--- PROVIDED DATA ---

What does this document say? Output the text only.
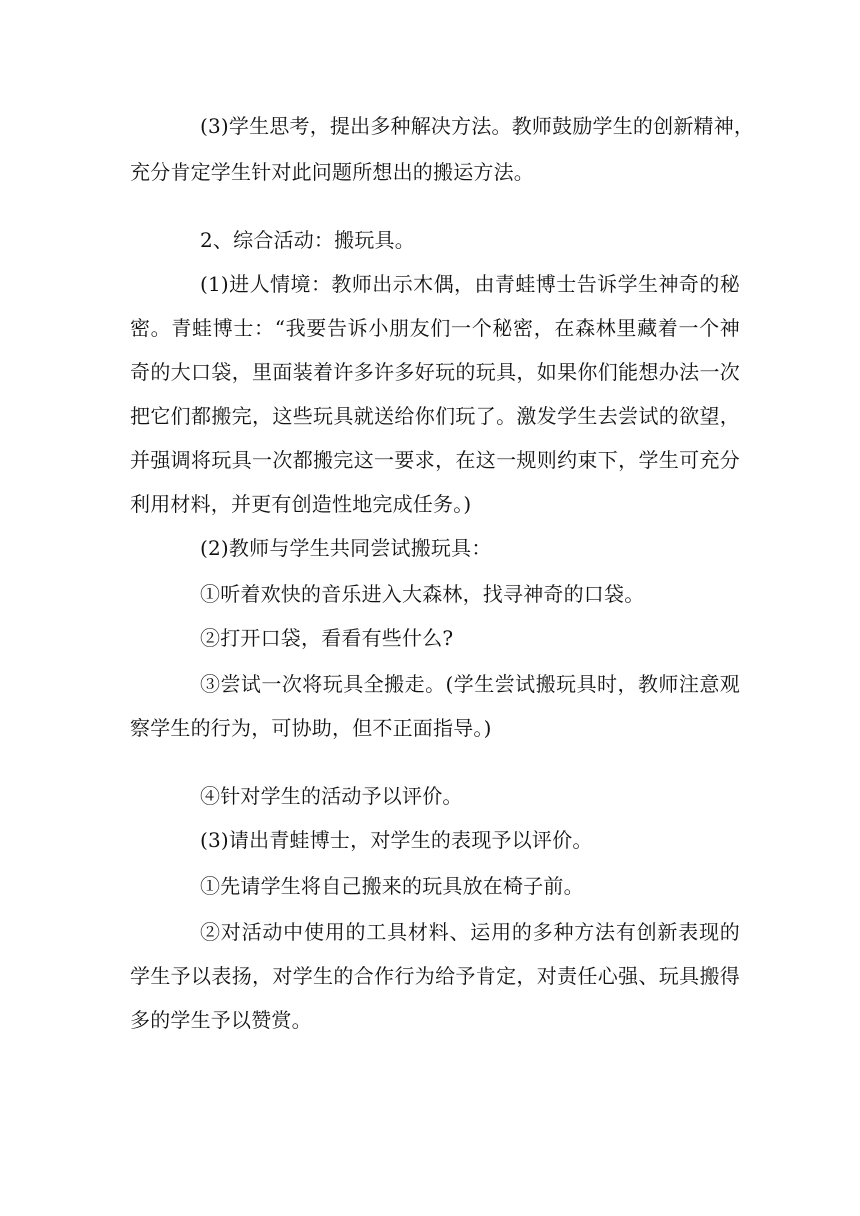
(3)学生思考，提出多种解决方法。教师鼓励学生的创新精神，
充分肯定学生针对此问题所想出的搬运方法。
2、综合活动：搬玩具。
(1)进人情境：教师出示木偶，由青蛙博士告诉学生神奇的秘
密。青蛙博士：“我要告诉小朋友们一个秘密，在森林里藏着一个神
奇的大口袋，里面装着许多许多好玩的玩具，如果你们能想办法一次
把它们都搬完，这些玩具就送给你们玩了。激发学生去尝试的欲望，
并强调将玩具一次都搬完这一要求，在这一规则约束下，学生可充分
利用材料，并更有创造性地完成任务。)
(2)教师与学生共同尝试搬玩具：
①听着欢快的音乐进入大森林，找寻神奇的口袋。
②打开口袋，看看有些什么?
③尝试一次将玩具全搬走。(学生尝试搬玩具时，教师注意观
察学生的行为，可协助，但不正面指导。)
④针对学生的活动予以评价。
(3)请出青蛙博士，对学生的表现予以评价。
①先请学生将自己搬来的玩具放在椅子前。
②对活动中使用的工具材料、运用的多种方法有创新表现的
学生予以表扬，对学生的合作行为给予肯定，对责任心强、玩具搬得
多的学生予以赞赏。
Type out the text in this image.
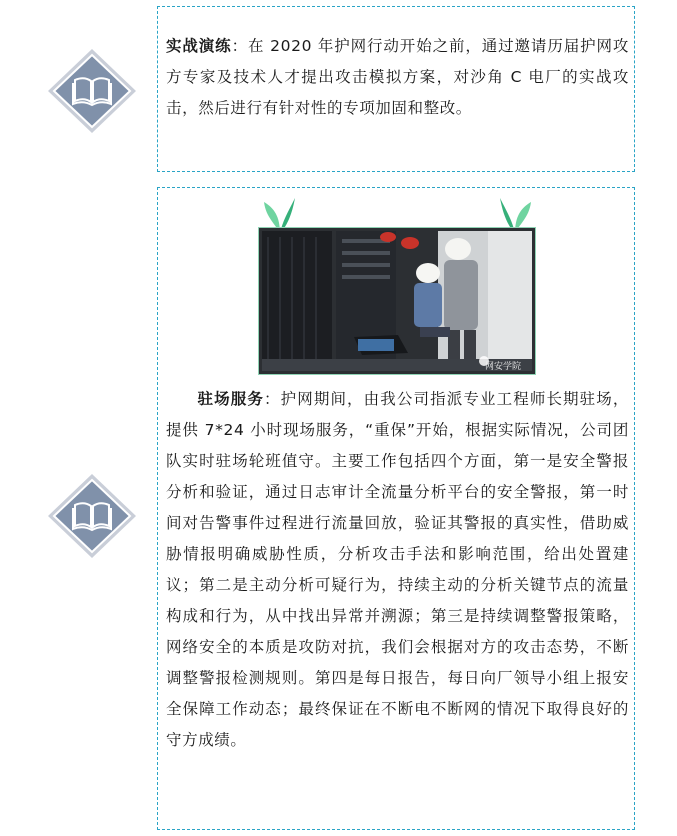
实战演练：在 2020 年护网行动开始之前，通过邀请历届护网攻方专家及技术人才提出攻击模拟方案，对沙角 C 电厂的实战攻击，然后进行有针对性的专项加固和整改。

网安学院

驻场服务：护网期间，由我公司指派专业工程师长期驻场，提供 7*24 小时现场服务，“重保”开始，根据实际情况，公司团队实时驻场轮班值守。主要工作包括四个方面，第一是安全警报分析和验证，通过日志审计全流量分析平台的安全警报，第一时间对告警事件过程进行流量回放，验证其警报的真实性，借助威胁情报明确威胁性质，分析攻击手法和影响范围，给出处置建议；第二是主动分析可疑行为，持续主动的分析关键节点的流量构成和行为，从中找出异常并溯源；第三是持续调整警报策略，网络安全的本质是攻防对抗，我们会根据对方的攻击态势，不断调整警报检测规则。第四是每日报告，每日向厂领导小组上报安全保障工作动态；最终保证在不断电不断网的情况下取得良好的守方成绩。
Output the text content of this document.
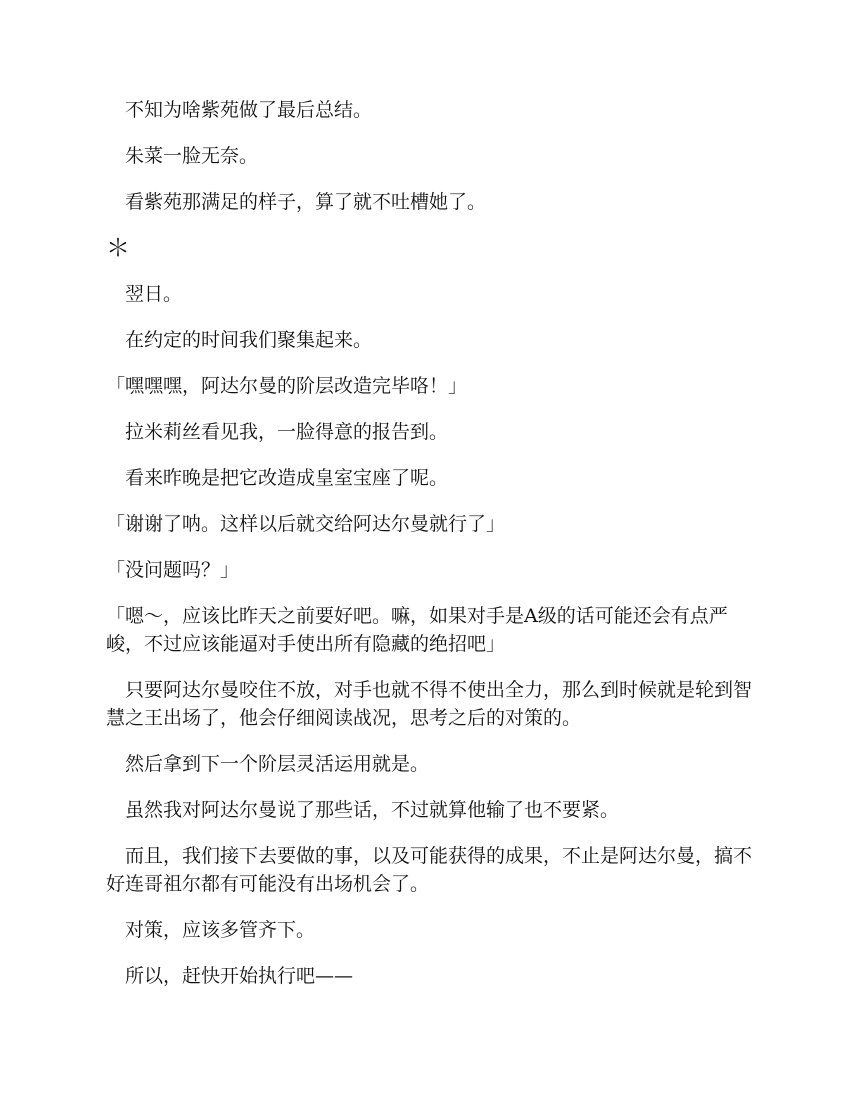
不知为啥紫苑做了最后总结。

朱菜一脸无奈。

看紫苑那满足的样子，算了就不吐槽她了。

＊

翌日。

在约定的时间我们聚集起来。

「嘿嘿嘿，阿达尔曼的阶层改造完毕咯！」

拉米莉丝看见我，一脸得意的报告到。

看来昨晚是把它改造成皇室宝座了呢。

「谢谢了呐。这样以后就交给阿达尔曼就行了」

「没问题吗？」

「嗯～，应该比昨天之前要好吧。嘛，如果对手是A级的话可能还会有点严峻，不过应该能逼对手使出所有隐藏的绝招吧」

只要阿达尔曼咬住不放，对手也就不得不使出全力，那么到时候就是轮到智慧之王出场了，他会仔细阅读战况，思考之后的对策的。

然后拿到下一个阶层灵活运用就是。

虽然我对阿达尔曼说了那些话，不过就算他输了也不要紧。

而且，我们接下去要做的事，以及可能获得的成果，不止是阿达尔曼，搞不好连哥祖尔都有可能没有出场机会了。

对策，应该多管齐下。

所以，赶快开始执行吧——
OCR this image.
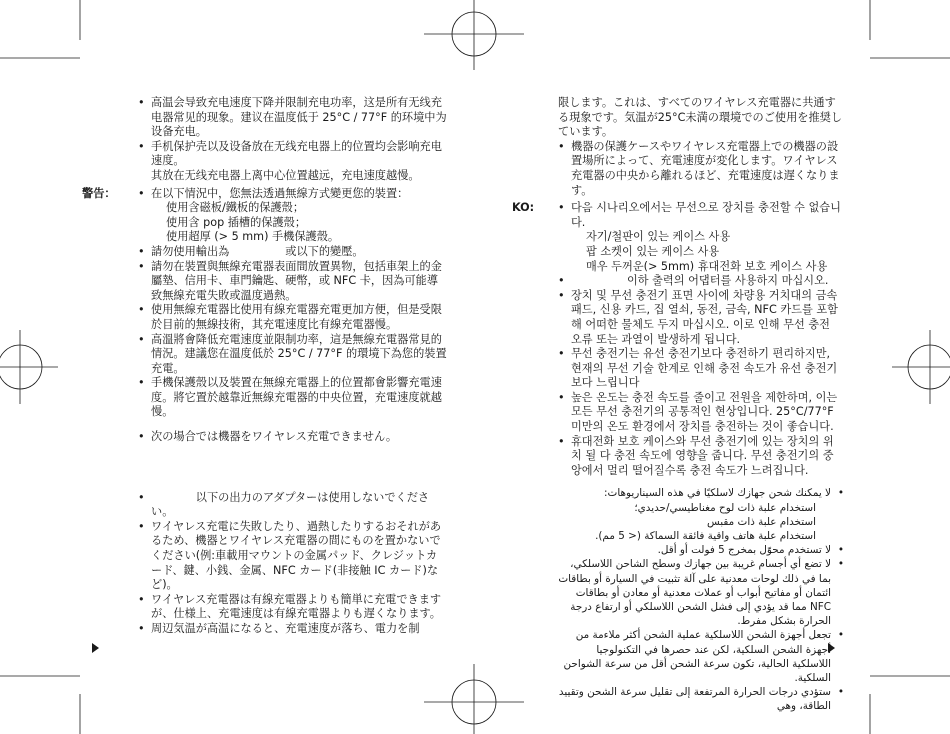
• 高温会导致充电速度下降并限制充电功率，这是所有无线充电器常见的现象。建议在温度低于 25°C / 77°F 的环境中为设备充电。

• 手机保护壳以及设备放在无线充电器上的位置均会影响充电速度。

其放在无线充电器上离中心位置越远，充电速度越慢。

警告：	• 在以下情況中，您無法透過無線方式變更您的裝置：

使用含磁板/鐵板的保護殼；

使用含 pop 插槽的保護殼；

使用超厚 (> 5 mm) 手機保護殼。

• 請勿使用輸出為　　　　　或以下的變壓。

• 請勿在裝置與無線充電器表面間放置異物，包括車架上的金屬墊、信用卡、車門鑰匙、硬幣，或 NFC 卡，因為可能導致無線充電失敗或溫度過熱。

• 使用無線充電器比使用有線充電器充電更加方便，但是受限於目前的無線技術，其充電速度比有線充電器慢。

• 高溫將會降低充電速度並限制功率，這是無線充電器常見的情況。建議您在溫度低於 25°C / 77°F 的環境下為您的裝置充電。

• 手機保護殼以及裝置在無線充電器上的位置都會影響充電速度。將它置於越靠近無線充電器的中央位置，充電速度就越慢。

• 次の場合では機器をワイヤレス充電できません。

• 　　　　以下の出力のアダプターは使用しないでください。

• ワイヤレス充電に失敗したり、過熱したりするおそれがあるため、機器とワイヤレス充電器の間にものを置かないでください(例:車載用マウントの金属パッド、クレジットカード、鍵、小銭、金属、NFC カード(非接触 IC カード)など)。

• ワイヤレス充電器は有線充電器よりも簡単に充電できますが、仕様上、充電速度は有線充電器よりも遅くなります。

• 周辺気温が高温になると、充電速度が落ち、電力を制

限します。これは、すべてのワイヤレス充電器に共通する現象です。気温が25°C未満の環境でのご使用を推奨しています。

• 機器の保護ケースやワイヤレス充電器上での機器の設置場所によって、充電速度が変化します。ワイヤレス充電器の中央から離れるほど、充電速度は遅くなります。

KO:	• 다음 시나리오에서는 무선으로 장치를 충전할 수 없습니다.

자기/철판이 있는 케이스 사용

팝 소켓이 있는 케이스 사용

매우 두꺼운(> 5mm) 휴대전화 보호 케이스 사용

• 　　　　　이하 출력의 어댑터를 사용하지 마십시오.

• 장치 및 무선 충전기 표면 사이에 차량용 거치대의 금속 패드, 신용 카드, 집 열쇠, 동전, 금속, NFC 카드를 포함해 어떠한 물체도 두지 마십시오. 이로 인해 무선 충전 오류 또는 과열이 발생하게 됩니다.

• 무선 충전기는 유선 충전기보다 충전하기 편리하지만, 현재의 무선 기술 한계로 인해 충전 속도가 유선 충전기보다 느립니다

• 높은 온도는 충전 속도를 줄이고 전원을 제한하며, 이는 모든 무선 충전기의 공통적인 현상입니다. 25°C/77°F 미만의 온도 환경에서 장치를 충전하는 것이 좋습니다.

• 휴대전화 보호 케이스와 무선 충전기에 있는 장치의 위치 될 다 충전 속도에 영향을 줍니다. 무선 충전기의 중앙에서 멀리 떨어질수록 충전 속도가 느려집니다.

• لا يمكنك شحن جهازك لاسلكيًا في هذه السيناريوهات:

استخدام علبة ذات لوح مغناطيسي/حديدي؛

استخدام علبة ذات مقبس

استخدام علبة هاتف واقية فائقة السماكة (< 5 مم).

• لا تستخدم محوّل بمخرج 5 فولت أو أقل.

• لا تضع أي أجسام غريبة بين جهازك وسطح الشاحن اللاسلكي، بما في ذلك لوحات معدنية على آلة تثبيت في السيارة أو بطاقات ائتمان أو مفاتيح أبواب أو عملات معدنية أو معادن أو بطاقات NFC مما قد يؤدي إلى فشل الشحن اللاسلكي أو ارتفاع درجة الحرارة بشكل مفرط.

• تجعل أجهزة الشحن اللاسلكية عملية الشحن أكثر ملاءمة من أجهزة الشحن السلكية، لكن عند حصرها في التكنولوجيا اللاسلكية الحالية، تكون سرعة الشحن أقل من سرعة الشواحن السلكية.

• ستؤدي درجات الحرارة المرتفعة إلى تقليل سرعة الشحن وتقييد الطاقة، وهي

---

CHALLENGE
From the data above, write out everything exactly except the pictures.

SOLVED EXERCISE
What does this document say? Output the text only.
(3)学生思考，提出多种解决方法。教师鼓励学生的创新精神，
充分肯定学生针对此问题所想出的搬运方法。
2、综合活动：搬玩具。
(1)进人情境：教师出示木偶，由青蛙博士告诉学生神奇的秘
密。青蛙博士：“我要告诉小朋友们一个秘密，在森林里藏着一个神
奇的大口袋，里面装着许多许多好玩的玩具，如果你们能想办法一次
把它们都搬完，这些玩具就送给你们玩了。激发学生去尝试的欲望，
并强调将玩具一次都搬完这一要求，在这一规则约束下，学生可充分
利用材料，并更有创造性地完成任务。)
(2)教师与学生共同尝试搬玩具：
①听着欢快的音乐进入大森林，找寻神奇的口袋。
②打开口袋，看看有些什么?
③尝试一次将玩具全搬走。(学生尝试搬玩具时，教师注意观
察学生的行为，可协助，但不正面指导。)
④针对学生的活动予以评价。
(3)请出青蛙博士，对学生的表现予以评价。
①先请学生将自己搬来的玩具放在椅子前。
②对活动中使用的工具材料、运用的多种方法有创新表现的
学生予以表扬，对学生的合作行为给予肯定，对责任心强、玩具搬得
多的学生予以赞赏。
Type out the text in this image.
实战演练：在 2020 年护网行动开始之前，通过邀请历届护网攻方专家及技术人才提出攻击模拟方案，对沙角 C 电厂的实战攻击，然后进行有针对性的专项加固和整改。

网安学院

驻场服务：护网期间，由我公司指派专业工程师长期驻场，提供 7*24 小时现场服务，“重保”开始，根据实际情况，公司团队实时驻场轮班值守。主要工作包括四个方面，第一是安全警报分析和验证，通过日志审计全流量分析平台的安全警报，第一时间对告警事件过程进行流量回放，验证其警报的真实性，借助威胁情报明确威胁性质，分析攻击手法和影响范围，给出处置建议；第二是主动分析可疑行为，持续主动的分析关键节点的流量构成和行为，从中找出异常并溯源；第三是持续调整警报策略，网络安全的本质是攻防对抗，我们会根据对方的攻击态势，不断调整警报检测规则。第四是每日报告，每日向厂领导小组上报安全保障工作动态；最终保证在不断电不断网的情况下取得良好的守方成绩。
Output the text content of this document.
不知为啥紫苑做了最后总结。

朱菜一脸无奈。

看紫苑那满足的样子，算了就不吐槽她了。

＊

翌日。

在约定的时间我们聚集起来。

「嘿嘿嘿，阿达尔曼的阶层改造完毕咯！」

拉米莉丝看见我，一脸得意的报告到。

看来昨晚是把它改造成皇室宝座了呢。

「谢谢了呐。这样以后就交给阿达尔曼就行了」

「没问题吗？」

「嗯～，应该比昨天之前要好吧。嘛，如果对手是A级的话可能还会有点严峻，不过应该能逼对手使出所有隐藏的绝招吧」

只要阿达尔曼咬住不放，对手也就不得不使出全力，那么到时候就是轮到智慧之王出场了，他会仔细阅读战况，思考之后的对策的。

然后拿到下一个阶层灵活运用就是。

虽然我对阿达尔曼说了那些话，不过就算他输了也不要紧。

而且，我们接下去要做的事，以及可能获得的成果，不止是阿达尔曼，搞不好连哥祖尔都有可能没有出场机会了。

对策，应该多管齐下。

所以，赶快开始执行吧——
OCR this image.
• 高温会导致充电速度下降并限制充电功率，这是所有无线充电器常见的现象。建议在温度低于 25°C / 77°F 的环境中为设备充电。

• 手机保护壳以及设备放在无线充电器上的位置均会影响充电速度。

其放在无线充电器上离中心位置越远，充电速度越慢。

警告：	• 在以下情況中，您無法透過無線方式變更您的裝置：

使用含磁板/鐵板的保護殼；

使用含 pop 插槽的保護殼；

使用超厚 (> 5 mm) 手機保護殼。

• 請勿使用輸出為　　　　　或以下的變壓。

• 請勿在裝置與無線充電器表面間放置異物，包括車架上的金屬墊、信用卡、車門鑰匙、硬幣，或 NFC 卡，因為可能導致無線充電失敗或溫度過熱。

• 使用無線充電器比使用有線充電器充電更加方便，但是受限於目前的無線技術，其充電速度比有線充電器慢。

• 高溫將會降低充電速度並限制功率，這是無線充電器常見的情況。建議您在溫度低於 25°C / 77°F 的環境下為您的裝置充電。

• 手機保護殼以及裝置在無線充電器上的位置都會影響充電速度。將它置於越靠近無線充電器的中央位置，充電速度就越慢。

• 次の場合では機器をワイヤレス充電できません。

• 　　　　以下の出力のアダプターは使用しないでください。

• ワイヤレス充電に失敗したり、過熱したりするおそれがあるため、機器とワイヤレス充電器の間にものを置かないでください(例:車載用マウントの金属パッド、クレジットカード、鍵、小銭、金属、NFC カード(非接触 IC カード)など)。

• ワイヤレス充電器は有線充電器よりも簡単に充電できますが、仕様上、充電速度は有線充電器よりも遅くなります。

• 周辺気温が高温になると、充電速度が落ち、電力を制

限します。これは、すべてのワイヤレス充電器に共通する現象です。気温が25°C未満の環境でのご使用を推奨しています。

• 機器の保護ケースやワイヤレス充電器上での機器の設置場所によって、充電速度が変化します。ワイヤレス充電器の中央から離れるほど、充電速度は遅くなります。

KO:	• 다음 시나리오에서는 무선으로 장치를 충전할 수 없습니다.

자기/철판이 있는 케이스 사용

팝 소켓이 있는 케이스 사용

매우 두꺼운(> 5mm) 휴대전화 보호 케이스 사용

• 　　　　　이하 출력의 어댑터를 사용하지 마십시오.

• 장치 및 무선 충전기 표면 사이에 차량용 거치대의 금속 패드, 신용 카드, 집 열쇠, 동전, 금속, NFC 카드를 포함해 어떠한 물체도 두지 마십시오. 이로 인해 무선 충전 오류 또는 과열이 발생하게 됩니다.

• 무선 충전기는 유선 충전기보다 충전하기 편리하지만, 현재의 무선 기술 한계로 인해 충전 속도가 유선 충전기보다 느립니다

• 높은 온도는 충전 속도를 줄이고 전원을 제한하며, 이는 모든 무선 충전기의 공통적인 현상입니다. 25°C/77°F 미만의 온도 환경에서 장치를 충전하는 것이 좋습니다.

• 휴대전화 보호 케이스와 무선 충전기에 있는 장치의 위치 될 다 충전 속도에 영향을 줍니다. 무선 충전기의 중앙에서 멀리 떨어질수록 충전 속도가 느려집니다.

• لا يمكنك شحن جهازك لاسلكيًا في هذه السيناريوهات:

استخدام علبة ذات لوح مغناطيسي/حديدي؛

استخدام علبة ذات مقبس

استخدام علبة هاتف واقية فائقة السماكة (< 5 مم).

• لا تستخدم محوّل بمخرج 5 فولت أو أقل.

• لا تضع أي أجسام غريبة بين جهازك وسطح الشاحن اللاسلكي، بما في ذلك لوحات معدنية على آلة تثبيت في السيارة أو بطاقات ائتمان أو مفاتيح أبواب أو عملات معدنية أو معادن أو بطاقات NFC مما قد يؤدي إلى فشل الشحن اللاسلكي أو ارتفاع درجة الحرارة بشكل مفرط.

• تجعل أجهزة الشحن اللاسلكية عملية الشحن أكثر ملاءمة من أجهزة الشحن السلكية، لكن عند حصرها في التكنولوجيا اللاسلكية الحالية، تكون سرعة الشحن أقل من سرعة الشواحن السلكية.

• ستؤدي درجات الحرارة المرتفعة إلى تقليل سرعة الشحن وتقييد الطاقة، وهي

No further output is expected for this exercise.